• [Sección del documento]:
#####

Después de que su socio acordara una solución alternativa del conflicto con los damnificados y como consecuencia recuperara la libertad, el empresario acusado de estafar con lotes, Héctor Andrés Storniolo, recibió la prisión domiciliaria por el término de 6 meses.
El hombre que recibió más de 300 denuncias permanecía tras las rejas en el Servicio Penitenciario desde que estalló el escándalo y, si bien su defensor Agustín Idemi había solicitado el cese de la medida coercitiva más gravosa en otra oportunidad, la respuesta había sido negativa. Esta vez, consiguió retornar a su casa del country de Rivadavia, situado en Rastreador Calívar.
El fiscal Eduardo Gallastegui, por su parte, amplió la imputación hacia la esposa del principal acusado, Patricia Alejandra Nacif, a quien le endilgaron la coautoría en el delito de estafa reiterada. Previamente había sido señalada como partícipe necesario en la comisión ilícita. No obstante, continuará en libertad.
El juez de Garantías, Gerardo Fernández Caussi, a pedido del Ministerio Público, resolvió la inhibición de bienes de los acusados y trabó el embargo de un inmueble de su propiedad para garantizar el curso de la investigación.
Según la imputación, los imputados se comprometían a entregar los lotes en un plazo de 6 a 18 meses, que se harían las transferencias legales de las propiedades y los proveerían de todos los servicios de urbanización. Sin embargo, entre algunas otras irregularidades, en uno de los loteos ni siquiera habían comprado definitivamente los terrenos y todavía estaban a nombre de sus dueños originales.

#####

• [Datos del ejercicio]:
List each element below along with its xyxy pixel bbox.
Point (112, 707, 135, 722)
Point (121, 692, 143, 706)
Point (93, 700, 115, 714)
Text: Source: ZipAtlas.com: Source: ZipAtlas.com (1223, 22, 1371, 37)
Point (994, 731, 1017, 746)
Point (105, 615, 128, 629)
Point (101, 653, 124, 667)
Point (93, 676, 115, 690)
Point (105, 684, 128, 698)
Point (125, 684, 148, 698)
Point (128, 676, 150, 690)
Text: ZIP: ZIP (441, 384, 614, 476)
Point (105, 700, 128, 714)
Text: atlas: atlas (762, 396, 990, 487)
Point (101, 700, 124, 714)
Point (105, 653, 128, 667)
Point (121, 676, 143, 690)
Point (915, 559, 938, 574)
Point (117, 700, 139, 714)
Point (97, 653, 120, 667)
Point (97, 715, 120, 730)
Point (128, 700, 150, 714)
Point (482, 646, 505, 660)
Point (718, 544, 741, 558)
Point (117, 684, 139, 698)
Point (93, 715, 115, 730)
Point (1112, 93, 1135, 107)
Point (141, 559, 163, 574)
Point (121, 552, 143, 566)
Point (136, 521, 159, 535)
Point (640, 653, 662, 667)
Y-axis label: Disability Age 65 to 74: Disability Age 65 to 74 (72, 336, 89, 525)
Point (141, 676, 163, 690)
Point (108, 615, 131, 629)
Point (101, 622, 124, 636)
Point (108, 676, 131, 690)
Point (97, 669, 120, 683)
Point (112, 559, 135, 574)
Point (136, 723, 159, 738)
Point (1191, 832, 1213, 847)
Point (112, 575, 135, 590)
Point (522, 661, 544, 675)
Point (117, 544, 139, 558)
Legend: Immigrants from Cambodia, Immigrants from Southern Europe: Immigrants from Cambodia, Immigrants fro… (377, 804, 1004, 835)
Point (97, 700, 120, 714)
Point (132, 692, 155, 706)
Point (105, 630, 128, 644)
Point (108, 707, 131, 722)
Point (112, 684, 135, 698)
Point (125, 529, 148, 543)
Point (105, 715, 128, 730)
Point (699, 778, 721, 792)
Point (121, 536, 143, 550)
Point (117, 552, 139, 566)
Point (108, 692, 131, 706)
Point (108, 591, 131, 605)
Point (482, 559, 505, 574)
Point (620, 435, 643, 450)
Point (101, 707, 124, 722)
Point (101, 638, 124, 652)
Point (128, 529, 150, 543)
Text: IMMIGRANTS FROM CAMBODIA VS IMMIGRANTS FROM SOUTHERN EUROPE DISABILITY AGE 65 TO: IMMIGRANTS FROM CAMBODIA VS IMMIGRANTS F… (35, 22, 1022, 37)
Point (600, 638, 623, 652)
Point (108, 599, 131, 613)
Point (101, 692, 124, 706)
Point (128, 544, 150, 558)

#####

• [Consignas del ejercicio]:
1. Indique si cada una de las siguientes afirmaciones concuerda con la nota sobre la estafa con lotes, respondiendo sí o no y citando textualmente las palabras de la nota que lo determinan: (a) Héctor Andrés Storniolo obtuvo la prisión domiciliaria por seis meses. (b) Tras la ampliación de la imputación, Patricia Alejandra Nacif quedó detenida. (c) Los imputados habían comprado definitivamente los terrenos de todos sus loteos.
2. Prosiga la redacción de la nota sobre la estafa con lotes a partir de su última oración.
Las entradas son un material independiente de la nota sobre la estafa con lotes.

• [Clave de respuestas]:
1.
(a) Sí: «recibió la prisión domiciliaria por el término de 6 meses».
(b) No: «No obstante, continuará en libertad».
(c) No: «en uno de los loteos ni siquiera habían comprado definitivamente los terrenos y todavía estaban a nombre de sus dueños originales».

2.
La denuncia también advierte que un mismo terreno fue vendido a varias personas; algo que se repitió en múltiples casos. Hubo proyectos inmobiliarios que ni siquiera arrancaron y otros quedaron a medias, sin la urbanización, sin los servicios básicos y sin la aprobación de los respectivos planos. Es por ello que se estima que ganaron alrededor de 300 millones pesos con la venta de lotes.
La semana pasada, Juan Mauricio Gallerano, llegó a una conciliación con los damnificados de tres loteos, dos ubicados en Pocito y otro en Rivadavia. En efecto, se suspendieron los plazos para quien se comprometió a entregar los terrenos como corresponde y, en caso de cumplir con la obligación asumida, quedará desvinculado de la acción penal.